- [Given exercise]:
Retype the material in full, keeping every word the same.

[BEGIN Material]

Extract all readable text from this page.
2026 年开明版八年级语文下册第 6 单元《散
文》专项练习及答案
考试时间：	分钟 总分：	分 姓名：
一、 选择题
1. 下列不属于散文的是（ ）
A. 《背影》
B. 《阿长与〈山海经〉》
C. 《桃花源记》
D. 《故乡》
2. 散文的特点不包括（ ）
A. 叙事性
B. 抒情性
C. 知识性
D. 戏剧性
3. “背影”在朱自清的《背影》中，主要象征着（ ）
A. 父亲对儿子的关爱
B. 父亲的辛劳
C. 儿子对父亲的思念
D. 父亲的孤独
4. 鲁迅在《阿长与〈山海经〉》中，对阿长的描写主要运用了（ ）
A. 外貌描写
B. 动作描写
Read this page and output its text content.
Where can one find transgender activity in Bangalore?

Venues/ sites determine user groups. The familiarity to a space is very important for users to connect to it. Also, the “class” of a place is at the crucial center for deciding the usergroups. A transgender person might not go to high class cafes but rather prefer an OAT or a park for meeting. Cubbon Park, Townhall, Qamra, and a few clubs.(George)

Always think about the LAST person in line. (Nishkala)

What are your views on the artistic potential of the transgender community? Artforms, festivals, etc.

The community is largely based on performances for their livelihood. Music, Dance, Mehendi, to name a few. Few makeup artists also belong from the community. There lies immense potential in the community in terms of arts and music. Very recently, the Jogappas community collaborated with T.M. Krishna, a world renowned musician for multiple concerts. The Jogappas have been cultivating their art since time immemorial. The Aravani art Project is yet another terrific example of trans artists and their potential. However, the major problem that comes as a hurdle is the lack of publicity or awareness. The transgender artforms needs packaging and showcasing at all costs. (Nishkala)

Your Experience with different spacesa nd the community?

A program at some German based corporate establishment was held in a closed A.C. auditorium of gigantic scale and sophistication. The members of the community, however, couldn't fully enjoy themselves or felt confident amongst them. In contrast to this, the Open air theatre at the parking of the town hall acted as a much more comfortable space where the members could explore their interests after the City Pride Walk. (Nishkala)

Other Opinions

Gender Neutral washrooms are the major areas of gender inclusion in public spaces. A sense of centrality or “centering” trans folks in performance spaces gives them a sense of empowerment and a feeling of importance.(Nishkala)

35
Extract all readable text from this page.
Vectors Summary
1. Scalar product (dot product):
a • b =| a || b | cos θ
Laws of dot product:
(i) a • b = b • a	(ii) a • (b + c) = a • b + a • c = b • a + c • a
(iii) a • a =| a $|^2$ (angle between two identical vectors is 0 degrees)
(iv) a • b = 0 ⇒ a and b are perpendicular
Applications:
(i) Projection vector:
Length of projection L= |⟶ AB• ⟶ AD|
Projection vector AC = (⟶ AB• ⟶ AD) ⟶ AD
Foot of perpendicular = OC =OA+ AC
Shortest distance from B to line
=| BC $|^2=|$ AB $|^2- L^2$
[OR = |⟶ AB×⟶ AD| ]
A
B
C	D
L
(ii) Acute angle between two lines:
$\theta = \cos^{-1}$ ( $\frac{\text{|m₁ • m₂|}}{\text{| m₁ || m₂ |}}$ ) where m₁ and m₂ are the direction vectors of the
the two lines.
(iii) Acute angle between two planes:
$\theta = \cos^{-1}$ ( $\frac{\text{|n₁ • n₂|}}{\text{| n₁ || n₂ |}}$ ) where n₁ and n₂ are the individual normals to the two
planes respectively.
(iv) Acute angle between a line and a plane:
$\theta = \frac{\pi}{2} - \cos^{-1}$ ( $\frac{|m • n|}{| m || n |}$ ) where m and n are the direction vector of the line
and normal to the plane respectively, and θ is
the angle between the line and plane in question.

[END Material]

- [The result]:
Extract all readable text from this page.
2026 年开明版八年级语文下册第 6 单元《散
文》专项练习及答案
考试时间：	分钟 总分：	分 姓名：
一、 选择题
1. 下列不属于散文的是（ ）
A. 《背影》
B. 《阿长与〈山海经〉》
C. 《桃花源记》
D. 《故乡》
2. 散文的特点不包括（ ）
A. 叙事性
B. 抒情性
C. 知识性
D. 戏剧性
3. “背影”在朱自清的《背影》中，主要象征着（ ）
A. 父亲对儿子的关爱
B. 父亲的辛劳
C. 儿子对父亲的思念
D. 父亲的孤独
4. 鲁迅在《阿长与〈山海经〉》中，对阿长的描写主要运用了（ ）
A. 外貌描写
B. 动作描写
Read this page and output its text content.
Where can one find transgender activity in Bangalore?

Venues/ sites determine user groups. The familiarity to a space is very important for users to connect to it. Also, the “class” of a place is at the crucial center for deciding the usergroups. A transgender person might not go to high class cafes but rather prefer an OAT or a park for meeting. Cubbon Park, Townhall, Qamra, and a few clubs.(George)

Always think about the LAST person in line. (Nishkala)

What are your views on the artistic potential of the transgender community? Artforms, festivals, etc.

The community is largely based on performances for their livelihood. Music, Dance, Mehendi, to name a few. Few makeup artists also belong from the community. There lies immense potential in the community in terms of arts and music. Very recently, the Jogappas community collaborated with T.M. Krishna, a world renowned musician for multiple concerts. The Jogappas have been cultivating their art since time immemorial. The Aravani art Project is yet another terrific example of trans artists and their potential. However, the major problem that comes as a hurdle is the lack of publicity or awareness. The transgender artforms needs packaging and showcasing at all costs. (Nishkala)

Your Experience with different spacesa nd the community?

A program at some German based corporate establishment was held in a closed A.C. auditorium of gigantic scale and sophistication. The members of the community, however, couldn't fully enjoy themselves or felt confident amongst them. In contrast to this, the Open air theatre at the parking of the town hall acted as a much more comfortable space where the members could explore their interests after the City Pride Walk. (Nishkala)

Other Opinions

Gender Neutral washrooms are the major areas of gender inclusion in public spaces. A sense of centrality or “centering” trans folks in performance spaces gives them a sense of empowerment and a feeling of importance.(Nishkala)

35
Extract all readable text from this page.
Vectors Summary
1. Scalar product (dot product):
a • b =| a || b | cos θ
Laws of dot product:
(i) a • b = b • a	(ii) a • (b + c) = a • b + a • c = b • a + c • a
(iii) a • a =| a $|^2$ (angle between two identical vectors is 0 degrees)
(iv) a • b = 0 ⇒ a and b are perpendicular
Applications:
(i) Projection vector:
Length of projection L= |⟶ AB• ⟶ AD|
Projection vector AC = (⟶ AB• ⟶ AD) ⟶ AD
Foot of perpendicular = OC =OA+ AC
Shortest distance from B to line
=| BC $|^2=|$ AB $|^2- L^2$
[OR = |⟶ AB×⟶ AD| ]
A
B
C	D
L
(ii) Acute angle between two lines:
$\theta = \cos^{-1}$ ( $\frac{\text{|m₁ • m₂|}}{\text{| m₁ || m₂ |}}$ ) where m₁ and m₂ are the direction vectors of the
the two lines.
(iii) Acute angle between two planes:
$\theta = \cos^{-1}$ ( $\frac{\text{|n₁ • n₂|}}{\text{| n₁ || n₂ |}}$ ) where n₁ and n₂ are the individual normals to the two
planes respectively.
(iv) Acute angle between a line and a plane:
$\theta = \frac{\pi}{2} - \cos^{-1}$ ( $\frac{|m • n|}{| m || n |}$ ) where m and n are the direction vector of the line
and normal to the plane respectively, and θ is
the angle between the line and plane in question.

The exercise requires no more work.